**ROWS**
▽
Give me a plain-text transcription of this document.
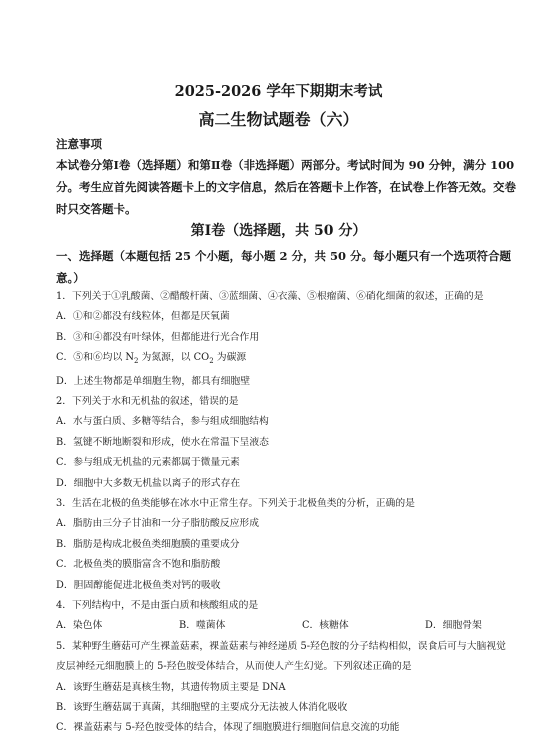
2025-2026 学年下期期末考试
高二生物试题卷（六）
注意事项
本试卷分第Ⅰ卷（选择题）和第Ⅱ卷（非选择题）两部分。考试时间为 90 分钟，满分 100
分。考生应首先阅读答题卡上的文字信息，然后在答题卡上作答，在试卷上作答无效。交卷
时只交答题卡。
第Ⅰ卷（选择题，共 50 分）
一、选择题（本题包括 25 个小题，每小题 2 分，共 50 分。每小题只有一个选项符合题
意。）
1．下列关于①乳酸菌、②醋酸杆菌、③蓝细菌、④衣藻、⑤根瘤菌、⑥硝化细菌的叙述，正确的是
A．①和②都没有线粒体，但都是厌氧菌
B．③和④都没有叶绿体，但都能进行光合作用
C．⑤和⑥均以 $N_2$ 为氮源，以 $CO_2$ 为碳源
D．上述生物都是单细胞生物，都具有细胞壁
2．下列关于水和无机盐的叙述，错误的是
A．水与蛋白质、多糖等结合，参与组成细胞结构
B．氢键不断地断裂和形成，使水在常温下呈液态
C．参与组成无机盐的元素都属于微量元素
D．细胞中大多数无机盐以离子的形式存在
3．生活在北极的鱼类能够在冰水中正常生存。下列关于北极鱼类的分析，正确的是
A．脂肪由三分子甘油和一分子脂肪酸反应形成
B．脂肪是构成北极鱼类细胞膜的重要成分
C．北极鱼类的膜脂富含不饱和脂肪酸
D．胆固醇能促进北极鱼类对钙的吸收
4．下列结构中，不是由蛋白质和核酸组成的是
A．染色体	B．噬菌体	C．核糖体	D．细胞骨架
5．某种野生蘑菇可产生裸盖菇素，裸盖菇素与神经递质 5-羟色胺的分子结构相似，误食后可与大脑视觉
皮层神经元细胞膜上的 5-羟色胺受体结合，从而使人产生幻觉。下列叙述正确的是
A．该野生蘑菇是真核生物，其遗传物质主要是 DNA
B．该野生蘑菇属于真菌，其细胞壁的主要成分无法被人体消化吸收
C．裸盖菇素与 5-羟色胺受体的结合，体现了细胞膜进行细胞间信息交流的功能
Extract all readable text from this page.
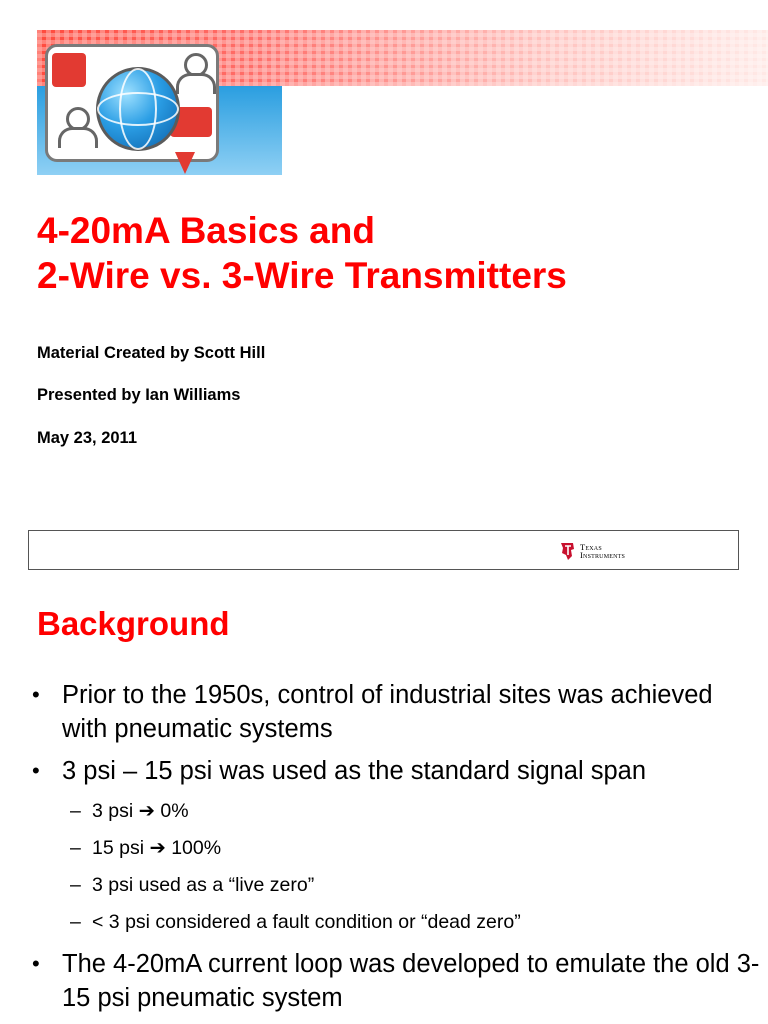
4-20mA Basics and
2-Wire vs. 3-Wire Transmitters

Material Created by Scott Hill

Presented by Ian Williams

May 23, 2011

Texas
Instruments
Background
• Prior to the 1950s, control of industrial sites was achieved with pneumatic systems
• 3 psi – 15 psi was used as the standard signal span
– 3 psi ➔ 0%
– 15 psi ➔ 100%
– 3 psi used as a “live zero”
– < 3 psi considered a fault condition or “dead zero”
• The 4-20mA current loop was developed to emulate the old 3-15 psi pneumatic system
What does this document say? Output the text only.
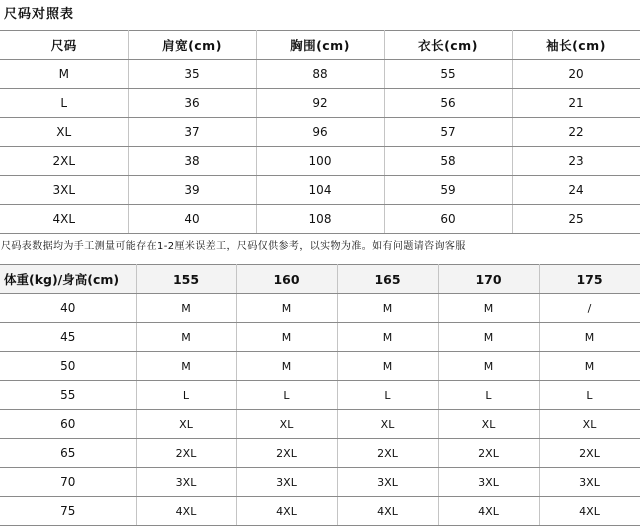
尺码对照表
尺码	肩宽(cm)	胸围(cm)	衣长(cm)	袖长(cm)
M	35	88	55	20
L	36	92	56	21
XL	37	96	57	22
2XL	38	100	58	23
3XL	39	104	59	24
4XL	40	108	60	25
尺码表数据均为手工测量可能存在1-2厘米误差工，尺码仅供参考，以实物为准。如有问题请咨询客服
体重(kg)/身高(cm)	155	160	165	170	175
40	M	M	M	M	/
45	M	M	M	M	M
50	M	M	M	M	M
55	L	L	L	L	L
60	XL	XL	XL	XL	XL
65	2XL	2XL	2XL	2XL	2XL
70	3XL	3XL	3XL	3XL	3XL
75	4XL	4XL	4XL	4XL	4XL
△
**WRITTEN PROBLEM**
Copy the material shown above in full and exactly. Skip the pictures.

**CORRECT RESULT**
Give me a plain-text transcription of this document.
2025-2026 学年下期期末考试
高二生物试题卷（六）
注意事项
本试卷分第Ⅰ卷（选择题）和第Ⅱ卷（非选择题）两部分。考试时间为 90 分钟，满分 100
分。考生应首先阅读答题卡上的文字信息，然后在答题卡上作答，在试卷上作答无效。交卷
时只交答题卡。
第Ⅰ卷（选择题，共 50 分）
一、选择题（本题包括 25 个小题，每小题 2 分，共 50 分。每小题只有一个选项符合题
意。）
1．下列关于①乳酸菌、②醋酸杆菌、③蓝细菌、④衣藻、⑤根瘤菌、⑥硝化细菌的叙述，正确的是
A．①和②都没有线粒体，但都是厌氧菌
B．③和④都没有叶绿体，但都能进行光合作用
C．⑤和⑥均以 $N_2$ 为氮源，以 $CO_2$ 为碳源
D．上述生物都是单细胞生物，都具有细胞壁
2．下列关于水和无机盐的叙述，错误的是
A．水与蛋白质、多糖等结合，参与组成细胞结构
B．氢键不断地断裂和形成，使水在常温下呈液态
C．参与组成无机盐的元素都属于微量元素
D．细胞中大多数无机盐以离子的形式存在
3．生活在北极的鱼类能够在冰水中正常生存。下列关于北极鱼类的分析，正确的是
A．脂肪由三分子甘油和一分子脂肪酸反应形成
B．脂肪是构成北极鱼类细胞膜的重要成分
C．北极鱼类的膜脂富含不饱和脂肪酸
D．胆固醇能促进北极鱼类对钙的吸收
4．下列结构中，不是由蛋白质和核酸组成的是
A．染色体	B．噬菌体	C．核糖体	D．细胞骨架
5．某种野生蘑菇可产生裸盖菇素，裸盖菇素与神经递质 5-羟色胺的分子结构相似，误食后可与大脑视觉
皮层神经元细胞膜上的 5-羟色胺受体结合，从而使人产生幻觉。下列叙述正确的是
A．该野生蘑菇是真核生物，其遗传物质主要是 DNA
B．该野生蘑菇属于真菌，其细胞壁的主要成分无法被人体消化吸收
C．裸盖菇素与 5-羟色胺受体的结合，体现了细胞膜进行细胞间信息交流的功能
Extract all readable text from this page.
4-20mA Basics and
2-Wire vs. 3-Wire Transmitters

Material Created by Scott Hill

Presented by Ian Williams

May 23, 2011

Texas
Instruments
Background
• Prior to the 1950s, control of industrial sites was achieved with pneumatic systems
• 3 psi – 15 psi was used as the standard signal span
– 3 psi ➔ 0%
– 15 psi ➔ 100%
– 3 psi used as a “live zero”
– < 3 psi considered a fault condition or “dead zero”
• The 4-20mA current loop was developed to emulate the old 3-15 psi pneumatic system
What does this document say? Output the text only.
尺码对照表
尺码	肩宽(cm)	胸围(cm)	衣长(cm)	袖长(cm)
M	35	88	55	20
L	36	92	56	21
XL	37	96	57	22
2XL	38	100	58	23
3XL	39	104	59	24
4XL	40	108	60	25
尺码表数据均为手工测量可能存在1-2厘米误差工，尺码仅供参考，以实物为准。如有问题请咨询客服
体重(kg)/身高(cm)	155	160	165	170	175
40	M	M	M	M	/
45	M	M	M	M	M
50	M	M	M	M	M
55	L	L	L	L	L
60	XL	XL	XL	XL	XL
65	2XL	2XL	2XL	2XL	2XL
70	3XL	3XL	3XL	3XL	3XL
75	4XL	4XL	4XL	4XL	4XL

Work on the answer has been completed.